■ **Your goal**
Scan the material for the word "bold", and copy each line where it shows up.

[Stored items from a collection]
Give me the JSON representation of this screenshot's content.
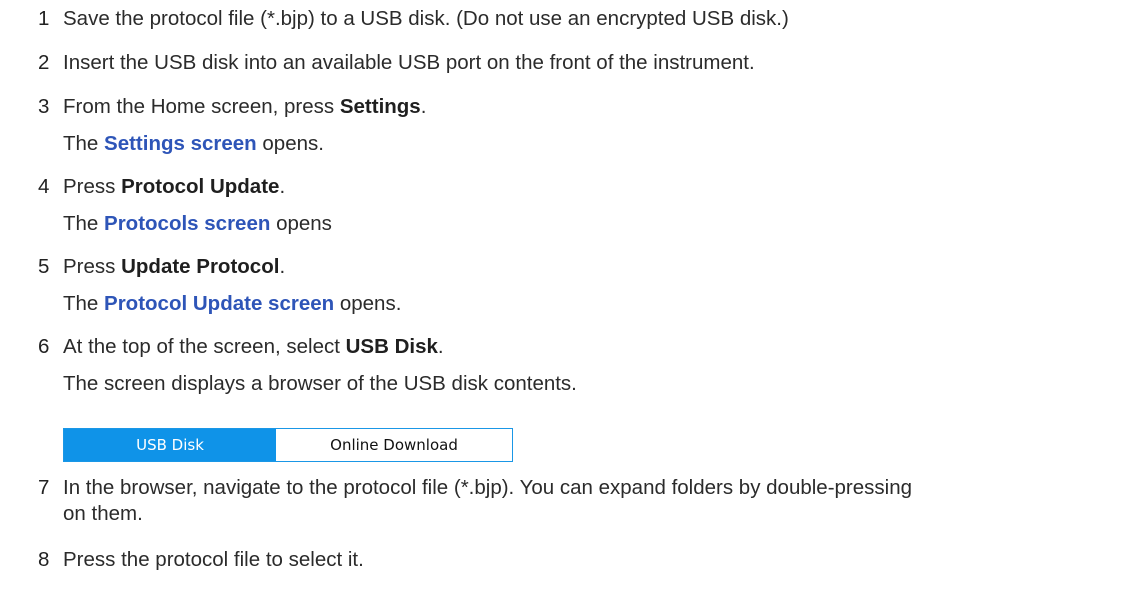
{
  "steps": [
    {
      "num": "1",
      "text": "Save the protocol file (*.bjp) to a USB disk. (Do not use an encrypted USB disk.)"
    },
    {
      "num": "2",
      "text": "Insert the USB disk into an available USB port on the front of the instrument."
    },
    {
      "num": "3",
      "pre": "From the Home screen, press ",
      "bold": "Settings",
      "post": ".",
      "result_pre": "The ",
      "result_link": "Settings screen",
      "result_post": " opens."
    },
    {
      "num": "4",
      "pre": "Press ",
      "bold": "Protocol Update",
      "post": ".",
      "result_pre": "The ",
      "result_link": "Protocols screen",
      "result_post": " opens"
    },
    {
      "num": "5",
      "pre": "Press ",
      "bold": "Update Protocol",
      "post": ".",
      "result_pre": "The ",
      "result_link": "Protocol Update screen",
      "result_post": " opens."
    },
    {
      "num": "6",
      "pre": "At the top of the screen, select ",
      "bold": "USB Disk",
      "post": ".",
      "result": "The screen displays a browser of the USB disk contents."
    },
    {
      "num": "7",
      "text_line1": "In the browser, navigate to the protocol file (*.bjp). You can expand folders by double-pressing",
      "text_line2": "on them."
    },
    {
      "num": "8",
      "text": "Press the protocol file to select it."
    }
  ],
  "tabs": {
    "usb_label": "USB Disk",
    "online_label": "Online Download",
    "active_color": "#0f93e8"
  }
}
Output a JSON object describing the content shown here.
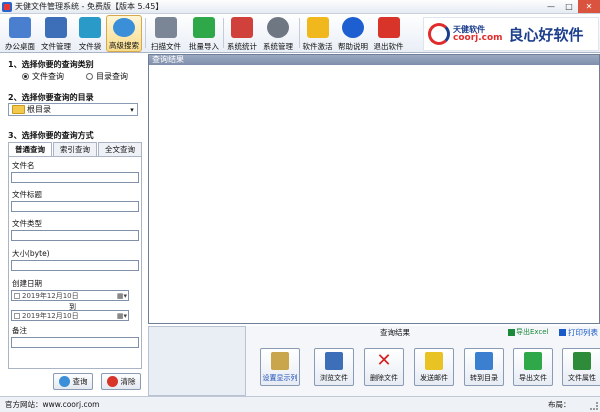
{
  "window": {
    "title": "天健文件管理系统 - 免费版【版本 5.45】"
  },
  "toolbar": {
    "buttons": [
      {
        "label": "办公桌面",
        "icon": "desktop-icon",
        "color": "#4a7fd0"
      },
      {
        "label": "文件管理",
        "icon": "file-manager-icon",
        "color": "#3d6fb8"
      },
      {
        "label": "文件袋",
        "icon": "file-bag-icon",
        "color": "#2a9ac8"
      },
      {
        "label": "高级搜索",
        "icon": "advanced-search-icon",
        "color": "#3a8fd8"
      },
      {
        "label": "扫描文件",
        "icon": "scanner-icon",
        "color": "#7a8596"
      },
      {
        "label": "批量导入",
        "icon": "batch-import-icon",
        "color": "#2fa84a"
      },
      {
        "label": "系统统计",
        "icon": "statistics-icon",
        "color": "#d0413b"
      },
      {
        "label": "系统管理",
        "icon": "system-settings-icon",
        "color": "#6f7783"
      },
      {
        "label": "软件激活",
        "icon": "activate-icon",
        "color": "#f1b81e"
      },
      {
        "label": "帮助说明",
        "icon": "help-icon",
        "color": "#1d5fd0"
      },
      {
        "label": "退出软件",
        "icon": "exit-icon",
        "color": "#d8342a"
      }
    ]
  },
  "brand": {
    "name": "天健软件",
    "url": "coorj.com",
    "slogan": "良心好软件"
  },
  "search": {
    "section1": "1、选择你要的查询类别",
    "type_options": [
      {
        "label": "文件查询",
        "selected": true
      },
      {
        "label": "目录查询",
        "selected": false
      }
    ],
    "section2": "2、选择你要查询的目录",
    "directory": "根目录",
    "section3": "3、选择你要的查询方式",
    "tabs": [
      {
        "label": "普通查询",
        "active": true
      },
      {
        "label": "索引查询",
        "active": false
      },
      {
        "label": "全文查询",
        "active": false
      }
    ],
    "fields": {
      "filename": "文件名",
      "title": "文件标题",
      "type": "文件类型",
      "size": "大小(byte)",
      "created": "创建日期",
      "note": "备注"
    },
    "date_from": "2019年12月10日",
    "date_to_label": "到",
    "date_to": "2019年12月10日",
    "query_button": "查询",
    "clear_button": "清除"
  },
  "results": {
    "header": "查询结果"
  },
  "bottom": {
    "title": "查询结果",
    "export_excel": "导出Excel",
    "print_list": "打印列表",
    "actions": [
      {
        "label": "设置显示列",
        "icon": "columns-icon",
        "color": "#c9a54c",
        "blue": true
      },
      {
        "label": "浏览文件",
        "icon": "browse-icon",
        "color": "#3d6fb8",
        "blue": false
      },
      {
        "label": "删除文件",
        "icon": "delete-icon",
        "color": "#d32222",
        "blue": false
      },
      {
        "label": "发送邮件",
        "icon": "mail-icon",
        "color": "#e9c224",
        "blue": false
      },
      {
        "label": "转到目录",
        "icon": "goto-folder-icon",
        "color": "#3b7fd0",
        "blue": false
      },
      {
        "label": "导出文件",
        "icon": "export-icon",
        "color": "#2fa84a",
        "blue": false
      },
      {
        "label": "文件属性",
        "icon": "properties-icon",
        "color": "#2e8b3a",
        "blue": false
      }
    ]
  },
  "status": {
    "website": "官方网站：www.coorj.com",
    "layout": "布局："
  }
}
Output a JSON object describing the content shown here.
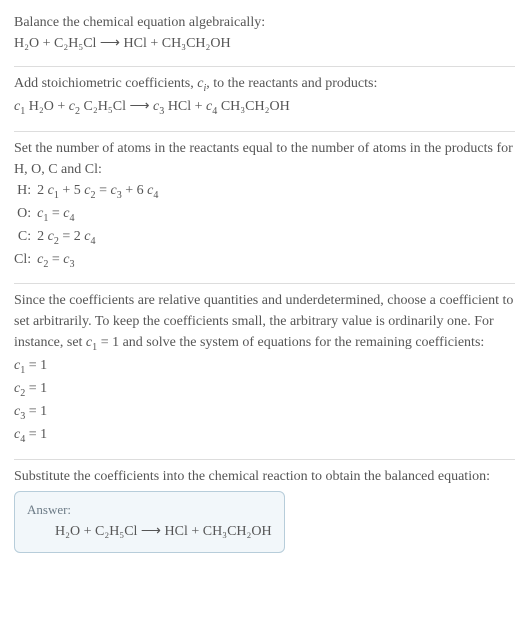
{
  "s1": {
    "line1": "Balance the chemical equation algebraically:",
    "eq": "H₂O + C₂H₅Cl ⟶ HCl + CH₃CH₂OH"
  },
  "s2": {
    "line1_a": "Add stoichiometric coefficients, ",
    "line1_var": "c",
    "line1_sub": "i",
    "line1_b": ", to the reactants and products:",
    "eq_c1": "c",
    "eq_c1s": "1",
    "eq_t1": " H₂O + ",
    "eq_c2": "c",
    "eq_c2s": "2",
    "eq_t2": " C₂H₅Cl ⟶ ",
    "eq_c3": "c",
    "eq_c3s": "3",
    "eq_t3": " HCl + ",
    "eq_c4": "c",
    "eq_c4s": "4",
    "eq_t4": " CH₃CH₂OH"
  },
  "s3": {
    "line1": "Set the number of atoms in the reactants equal to the number of atoms in the products for H, O, C and Cl:",
    "rows": {
      "H": {
        "lbl": "H:",
        "c1a": "2 ",
        "c1": "c",
        "c1s": "1",
        "plus": " + 5 ",
        "c2": "c",
        "c2s": "2",
        "eq": " = ",
        "c3": "c",
        "c3s": "3",
        "plus2": " + 6 ",
        "c4": "c",
        "c4s": "4"
      },
      "O": {
        "lbl": "O:",
        "c1": "c",
        "c1s": "1",
        "eq": " = ",
        "c4": "c",
        "c4s": "4"
      },
      "C": {
        "lbl": "C:",
        "c2a": "2 ",
        "c2": "c",
        "c2s": "2",
        "eq": " = 2 ",
        "c4": "c",
        "c4s": "4"
      },
      "Cl": {
        "lbl": "Cl:",
        "c2": "c",
        "c2s": "2",
        "eq": " = ",
        "c3": "c",
        "c3s": "3"
      }
    }
  },
  "s4": {
    "line1a": "Since the coefficients are relative quantities and underdetermined, choose a coefficient to set arbitrarily. To keep the coefficients small, the arbitrary value is ordinarily one. For instance, set ",
    "cvar": "c",
    "csub": "1",
    "line1b": " = 1 and solve the system of equations for the remaining coefficients:",
    "r1a": "c",
    "r1s": "1",
    "r1b": " = 1",
    "r2a": "c",
    "r2s": "2",
    "r2b": " = 1",
    "r3a": "c",
    "r3s": "3",
    "r3b": " = 1",
    "r4a": "c",
    "r4s": "4",
    "r4b": " = 1"
  },
  "s5": {
    "line1": "Substitute the coefficients into the chemical reaction to obtain the balanced equation:"
  },
  "answer": {
    "label": "Answer:",
    "eq": "H₂O + C₂H₅Cl ⟶ HCl + CH₃CH₂OH"
  }
}
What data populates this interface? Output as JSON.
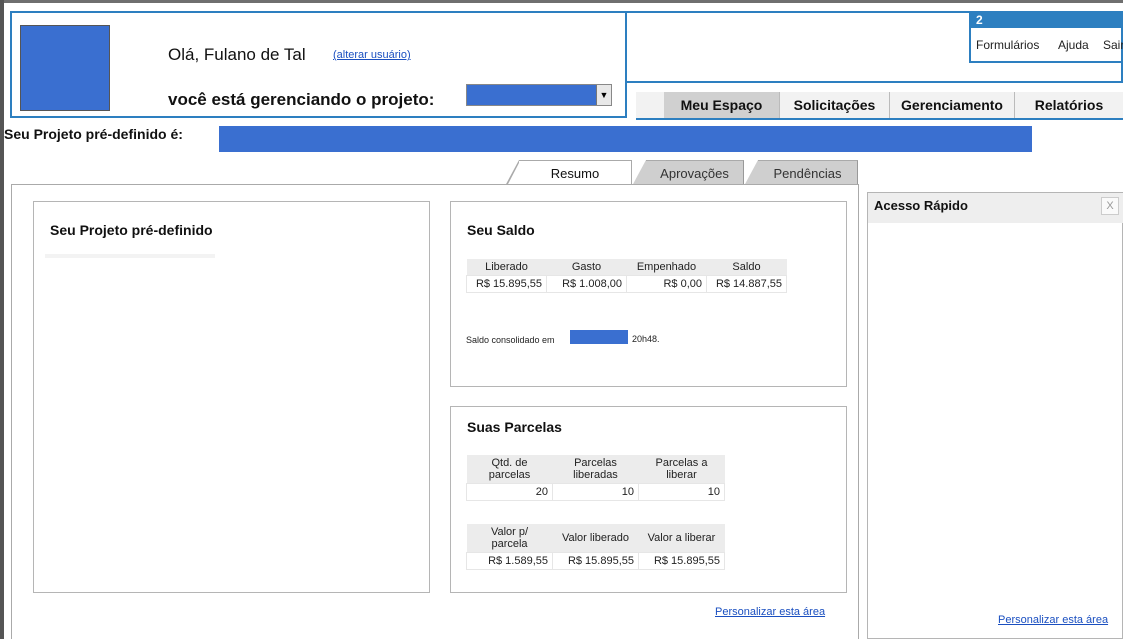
{
  "header": {
    "badge_number": "2",
    "user_menu": [
      "Formulários",
      "Ajuda",
      "Sair"
    ],
    "greeting": "Olá, Fulano de Tal",
    "change_user_link": "(alterar usuário)",
    "managing_label": "você está gerenciando o projeto:",
    "select_arrow": "▼"
  },
  "nav": {
    "items": [
      {
        "label": "Meu Espaço",
        "active": true
      },
      {
        "label": "Solicitações",
        "active": false
      },
      {
        "label": "Gerenciamento",
        "active": false
      },
      {
        "label": "Relatórios",
        "active": false
      }
    ]
  },
  "project": {
    "label": "Seu Projeto pré-definido é:"
  },
  "tabs": [
    "Resumo",
    "Aprovações",
    "Pendências"
  ],
  "left_box": {
    "title": "Seu Projeto pré-definido"
  },
  "saldo": {
    "title": "Seu Saldo",
    "headers": [
      "Liberado",
      "Gasto",
      "Empenhado",
      "Saldo"
    ],
    "values": [
      "R$ 15.895,55",
      "R$ 1.008,00",
      "R$ 0,00",
      "R$ 14.887,55"
    ],
    "note": "Saldo consolidado em",
    "time": "20h48."
  },
  "parcelas": {
    "title": "Suas Parcelas",
    "headers1": [
      "Qtd. de parcelas",
      "Parcelas liberadas",
      "Parcelas a liberar"
    ],
    "values1": [
      "20",
      "10",
      "10"
    ],
    "headers2": [
      "Valor p/ parcela",
      "Valor liberado",
      "Valor a liberar"
    ],
    "values2": [
      "R$ 1.589,55",
      "R$ 15.895,55",
      "R$ 15.895,55"
    ]
  },
  "customize_link": "Personalizar esta área",
  "acesso_rapido": {
    "title": "Acesso Rápido",
    "close": "X",
    "customize_link": "Personalizar esta área"
  },
  "colors": {
    "accent": "#2d7fc0",
    "placeholder_blue": "#3a6fd0",
    "link": "#1a4fc0"
  }
}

■ **Task response**
      "bold": "Settings",
      "bold": "Protocol Update",
      "bold": "Update Protocol",
      "bold": "USB Disk",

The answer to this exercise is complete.